§ Data rows
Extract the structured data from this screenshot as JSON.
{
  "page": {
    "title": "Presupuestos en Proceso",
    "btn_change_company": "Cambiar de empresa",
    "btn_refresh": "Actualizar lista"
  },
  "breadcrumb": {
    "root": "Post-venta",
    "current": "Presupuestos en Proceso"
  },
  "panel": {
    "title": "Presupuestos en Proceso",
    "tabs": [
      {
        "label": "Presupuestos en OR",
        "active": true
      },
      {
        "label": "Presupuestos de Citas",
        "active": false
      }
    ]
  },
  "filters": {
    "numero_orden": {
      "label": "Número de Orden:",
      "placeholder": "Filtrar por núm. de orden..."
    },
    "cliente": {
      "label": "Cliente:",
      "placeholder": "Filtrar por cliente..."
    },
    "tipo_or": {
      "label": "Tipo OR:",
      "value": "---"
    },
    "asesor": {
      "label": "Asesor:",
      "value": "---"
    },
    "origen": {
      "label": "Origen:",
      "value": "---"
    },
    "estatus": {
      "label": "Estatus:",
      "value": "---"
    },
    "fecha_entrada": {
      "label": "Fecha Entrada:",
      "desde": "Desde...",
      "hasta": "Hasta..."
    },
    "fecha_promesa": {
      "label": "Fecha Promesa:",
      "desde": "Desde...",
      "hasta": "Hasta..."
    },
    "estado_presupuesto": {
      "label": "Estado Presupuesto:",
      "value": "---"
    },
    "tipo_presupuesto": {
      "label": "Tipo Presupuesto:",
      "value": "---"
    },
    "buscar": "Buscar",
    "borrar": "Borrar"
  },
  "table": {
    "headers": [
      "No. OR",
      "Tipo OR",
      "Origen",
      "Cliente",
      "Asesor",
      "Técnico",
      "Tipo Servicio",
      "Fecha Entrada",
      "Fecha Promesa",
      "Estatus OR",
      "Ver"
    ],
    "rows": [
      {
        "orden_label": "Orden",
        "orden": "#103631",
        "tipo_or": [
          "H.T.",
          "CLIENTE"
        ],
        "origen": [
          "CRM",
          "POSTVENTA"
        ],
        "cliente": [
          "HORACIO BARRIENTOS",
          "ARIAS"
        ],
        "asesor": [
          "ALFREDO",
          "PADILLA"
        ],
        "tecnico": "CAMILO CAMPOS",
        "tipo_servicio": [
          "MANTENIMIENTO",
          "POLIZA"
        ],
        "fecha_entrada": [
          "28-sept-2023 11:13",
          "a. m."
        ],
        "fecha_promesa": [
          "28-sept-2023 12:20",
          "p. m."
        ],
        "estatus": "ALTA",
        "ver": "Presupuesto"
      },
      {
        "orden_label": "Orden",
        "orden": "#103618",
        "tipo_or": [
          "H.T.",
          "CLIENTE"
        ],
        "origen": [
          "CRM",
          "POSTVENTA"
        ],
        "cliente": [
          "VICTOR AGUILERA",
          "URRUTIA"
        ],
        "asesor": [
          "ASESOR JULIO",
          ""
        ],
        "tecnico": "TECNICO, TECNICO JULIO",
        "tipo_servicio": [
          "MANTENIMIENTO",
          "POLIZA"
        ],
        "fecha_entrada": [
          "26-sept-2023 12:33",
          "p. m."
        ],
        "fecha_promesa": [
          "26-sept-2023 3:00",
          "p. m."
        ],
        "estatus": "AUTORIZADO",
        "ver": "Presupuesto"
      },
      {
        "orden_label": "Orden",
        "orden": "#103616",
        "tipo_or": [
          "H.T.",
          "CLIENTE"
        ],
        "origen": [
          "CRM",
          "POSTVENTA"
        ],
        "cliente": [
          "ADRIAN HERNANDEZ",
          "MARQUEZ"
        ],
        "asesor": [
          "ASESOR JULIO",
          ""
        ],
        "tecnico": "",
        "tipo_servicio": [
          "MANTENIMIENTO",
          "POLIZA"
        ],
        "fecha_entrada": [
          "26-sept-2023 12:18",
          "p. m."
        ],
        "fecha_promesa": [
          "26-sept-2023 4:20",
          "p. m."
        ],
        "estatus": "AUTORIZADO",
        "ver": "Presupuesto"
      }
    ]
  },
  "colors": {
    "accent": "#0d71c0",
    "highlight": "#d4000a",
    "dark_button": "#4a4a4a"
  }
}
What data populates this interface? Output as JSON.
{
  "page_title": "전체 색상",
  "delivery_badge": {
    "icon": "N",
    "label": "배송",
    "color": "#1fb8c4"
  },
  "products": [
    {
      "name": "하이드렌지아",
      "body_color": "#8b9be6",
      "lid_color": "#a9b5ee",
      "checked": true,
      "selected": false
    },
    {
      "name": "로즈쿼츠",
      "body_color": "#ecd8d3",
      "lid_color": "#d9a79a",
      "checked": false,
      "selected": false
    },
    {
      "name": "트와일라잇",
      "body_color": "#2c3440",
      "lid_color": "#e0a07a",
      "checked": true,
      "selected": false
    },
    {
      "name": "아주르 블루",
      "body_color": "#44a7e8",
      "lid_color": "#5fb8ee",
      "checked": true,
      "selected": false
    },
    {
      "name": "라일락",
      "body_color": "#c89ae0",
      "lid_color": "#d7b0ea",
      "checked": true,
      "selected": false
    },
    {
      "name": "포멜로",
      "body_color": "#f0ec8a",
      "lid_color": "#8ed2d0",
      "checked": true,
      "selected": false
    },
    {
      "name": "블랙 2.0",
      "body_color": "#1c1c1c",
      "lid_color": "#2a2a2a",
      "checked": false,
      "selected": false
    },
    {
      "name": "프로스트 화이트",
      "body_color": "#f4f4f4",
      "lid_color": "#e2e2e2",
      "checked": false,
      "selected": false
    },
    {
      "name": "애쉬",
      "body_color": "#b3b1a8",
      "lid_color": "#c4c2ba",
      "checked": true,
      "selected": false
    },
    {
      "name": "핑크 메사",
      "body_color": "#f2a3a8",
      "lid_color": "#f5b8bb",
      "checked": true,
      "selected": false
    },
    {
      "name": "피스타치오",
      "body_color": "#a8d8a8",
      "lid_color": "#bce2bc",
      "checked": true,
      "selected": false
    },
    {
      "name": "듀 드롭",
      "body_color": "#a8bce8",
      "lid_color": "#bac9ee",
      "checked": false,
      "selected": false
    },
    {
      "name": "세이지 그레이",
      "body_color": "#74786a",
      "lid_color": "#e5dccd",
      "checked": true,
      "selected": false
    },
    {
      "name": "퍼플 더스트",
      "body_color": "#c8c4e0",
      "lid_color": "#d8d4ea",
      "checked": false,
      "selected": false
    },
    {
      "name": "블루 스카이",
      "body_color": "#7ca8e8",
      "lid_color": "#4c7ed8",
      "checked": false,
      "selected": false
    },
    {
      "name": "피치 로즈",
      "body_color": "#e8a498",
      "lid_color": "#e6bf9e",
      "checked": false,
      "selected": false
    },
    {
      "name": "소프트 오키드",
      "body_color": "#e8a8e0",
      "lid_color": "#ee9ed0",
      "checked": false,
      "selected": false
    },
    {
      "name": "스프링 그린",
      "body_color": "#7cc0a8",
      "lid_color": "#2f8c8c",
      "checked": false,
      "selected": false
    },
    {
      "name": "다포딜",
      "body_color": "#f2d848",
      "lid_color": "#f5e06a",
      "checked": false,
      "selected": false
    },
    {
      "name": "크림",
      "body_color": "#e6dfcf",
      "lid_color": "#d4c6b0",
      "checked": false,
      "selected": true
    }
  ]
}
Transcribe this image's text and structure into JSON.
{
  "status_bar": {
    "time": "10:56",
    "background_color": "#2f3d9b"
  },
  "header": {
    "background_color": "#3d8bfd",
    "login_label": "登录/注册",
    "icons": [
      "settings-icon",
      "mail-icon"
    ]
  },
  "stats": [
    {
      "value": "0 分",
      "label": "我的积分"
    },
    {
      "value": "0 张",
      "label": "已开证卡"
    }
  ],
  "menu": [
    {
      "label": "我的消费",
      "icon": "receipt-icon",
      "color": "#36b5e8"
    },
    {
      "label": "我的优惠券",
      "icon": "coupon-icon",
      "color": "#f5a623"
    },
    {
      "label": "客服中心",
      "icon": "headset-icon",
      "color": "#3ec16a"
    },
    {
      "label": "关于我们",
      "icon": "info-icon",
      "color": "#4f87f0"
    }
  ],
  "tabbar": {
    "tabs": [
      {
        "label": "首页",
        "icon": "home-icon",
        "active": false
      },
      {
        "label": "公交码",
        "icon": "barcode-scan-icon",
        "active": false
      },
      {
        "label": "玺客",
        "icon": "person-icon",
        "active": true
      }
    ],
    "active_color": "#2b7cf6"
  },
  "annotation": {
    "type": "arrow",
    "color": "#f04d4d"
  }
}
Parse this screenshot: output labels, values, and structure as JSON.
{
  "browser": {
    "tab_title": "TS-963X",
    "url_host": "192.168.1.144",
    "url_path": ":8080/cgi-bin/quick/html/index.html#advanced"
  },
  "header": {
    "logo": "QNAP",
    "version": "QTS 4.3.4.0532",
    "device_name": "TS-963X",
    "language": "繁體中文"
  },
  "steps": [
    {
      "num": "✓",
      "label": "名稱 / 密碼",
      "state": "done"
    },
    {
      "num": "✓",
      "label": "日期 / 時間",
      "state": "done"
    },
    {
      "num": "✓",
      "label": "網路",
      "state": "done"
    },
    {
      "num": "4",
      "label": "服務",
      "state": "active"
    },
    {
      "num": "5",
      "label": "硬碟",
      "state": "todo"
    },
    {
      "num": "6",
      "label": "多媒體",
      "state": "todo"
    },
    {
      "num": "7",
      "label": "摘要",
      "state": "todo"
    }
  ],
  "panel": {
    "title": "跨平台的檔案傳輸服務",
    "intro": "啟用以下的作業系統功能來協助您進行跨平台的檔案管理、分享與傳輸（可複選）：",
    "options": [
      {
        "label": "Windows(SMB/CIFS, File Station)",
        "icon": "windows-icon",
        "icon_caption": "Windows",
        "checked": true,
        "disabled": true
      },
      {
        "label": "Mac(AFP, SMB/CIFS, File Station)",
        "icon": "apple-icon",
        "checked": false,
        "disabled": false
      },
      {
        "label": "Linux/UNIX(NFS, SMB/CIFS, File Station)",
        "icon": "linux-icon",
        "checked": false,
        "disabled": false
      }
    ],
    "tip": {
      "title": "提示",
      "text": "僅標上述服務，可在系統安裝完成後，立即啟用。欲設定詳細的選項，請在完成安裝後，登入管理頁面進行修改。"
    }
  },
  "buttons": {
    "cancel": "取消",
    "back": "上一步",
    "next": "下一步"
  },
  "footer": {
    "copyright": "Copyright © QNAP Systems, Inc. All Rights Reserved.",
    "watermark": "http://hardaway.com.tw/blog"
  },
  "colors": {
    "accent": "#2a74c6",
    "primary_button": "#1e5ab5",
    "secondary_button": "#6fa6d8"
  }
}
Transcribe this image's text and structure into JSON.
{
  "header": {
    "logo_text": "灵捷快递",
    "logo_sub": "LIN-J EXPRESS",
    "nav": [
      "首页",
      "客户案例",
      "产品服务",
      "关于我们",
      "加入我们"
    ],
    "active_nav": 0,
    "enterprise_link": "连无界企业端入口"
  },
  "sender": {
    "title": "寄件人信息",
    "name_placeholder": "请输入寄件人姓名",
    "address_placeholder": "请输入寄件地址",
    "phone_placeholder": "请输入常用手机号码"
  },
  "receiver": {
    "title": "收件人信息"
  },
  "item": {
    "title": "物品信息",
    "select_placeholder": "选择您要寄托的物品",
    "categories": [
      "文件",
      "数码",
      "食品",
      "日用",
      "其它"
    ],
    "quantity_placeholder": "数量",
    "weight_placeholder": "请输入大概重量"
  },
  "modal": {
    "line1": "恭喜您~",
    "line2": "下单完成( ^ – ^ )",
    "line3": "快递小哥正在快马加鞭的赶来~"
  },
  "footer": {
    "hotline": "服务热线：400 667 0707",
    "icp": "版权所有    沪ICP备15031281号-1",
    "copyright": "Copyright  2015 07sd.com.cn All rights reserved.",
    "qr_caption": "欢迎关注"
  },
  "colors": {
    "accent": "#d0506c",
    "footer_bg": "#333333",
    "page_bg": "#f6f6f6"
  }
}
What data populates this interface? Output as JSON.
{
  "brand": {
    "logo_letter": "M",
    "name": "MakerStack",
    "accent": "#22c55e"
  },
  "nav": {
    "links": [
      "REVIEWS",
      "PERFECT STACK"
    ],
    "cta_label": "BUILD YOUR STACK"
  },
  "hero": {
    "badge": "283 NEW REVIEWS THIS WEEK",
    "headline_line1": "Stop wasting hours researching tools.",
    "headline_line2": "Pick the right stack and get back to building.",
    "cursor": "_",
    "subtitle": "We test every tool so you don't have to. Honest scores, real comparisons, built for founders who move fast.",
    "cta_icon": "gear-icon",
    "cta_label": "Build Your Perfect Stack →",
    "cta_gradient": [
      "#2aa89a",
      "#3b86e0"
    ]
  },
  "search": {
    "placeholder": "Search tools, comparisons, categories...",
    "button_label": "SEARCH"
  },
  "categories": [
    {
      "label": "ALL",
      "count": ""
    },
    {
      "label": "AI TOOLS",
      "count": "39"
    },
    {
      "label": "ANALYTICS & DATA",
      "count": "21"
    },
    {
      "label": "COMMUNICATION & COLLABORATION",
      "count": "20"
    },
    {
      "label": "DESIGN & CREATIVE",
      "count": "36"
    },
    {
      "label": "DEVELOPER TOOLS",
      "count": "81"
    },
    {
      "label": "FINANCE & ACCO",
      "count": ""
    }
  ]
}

§ Stated task
Gather and copy every line of the data in which the string "accent" is found.

§ Task result
    "accent": "#0d71c0",
    "accent": "#2a74c6",
    "accent": "#d0506c",
    "accent": "#22c55e"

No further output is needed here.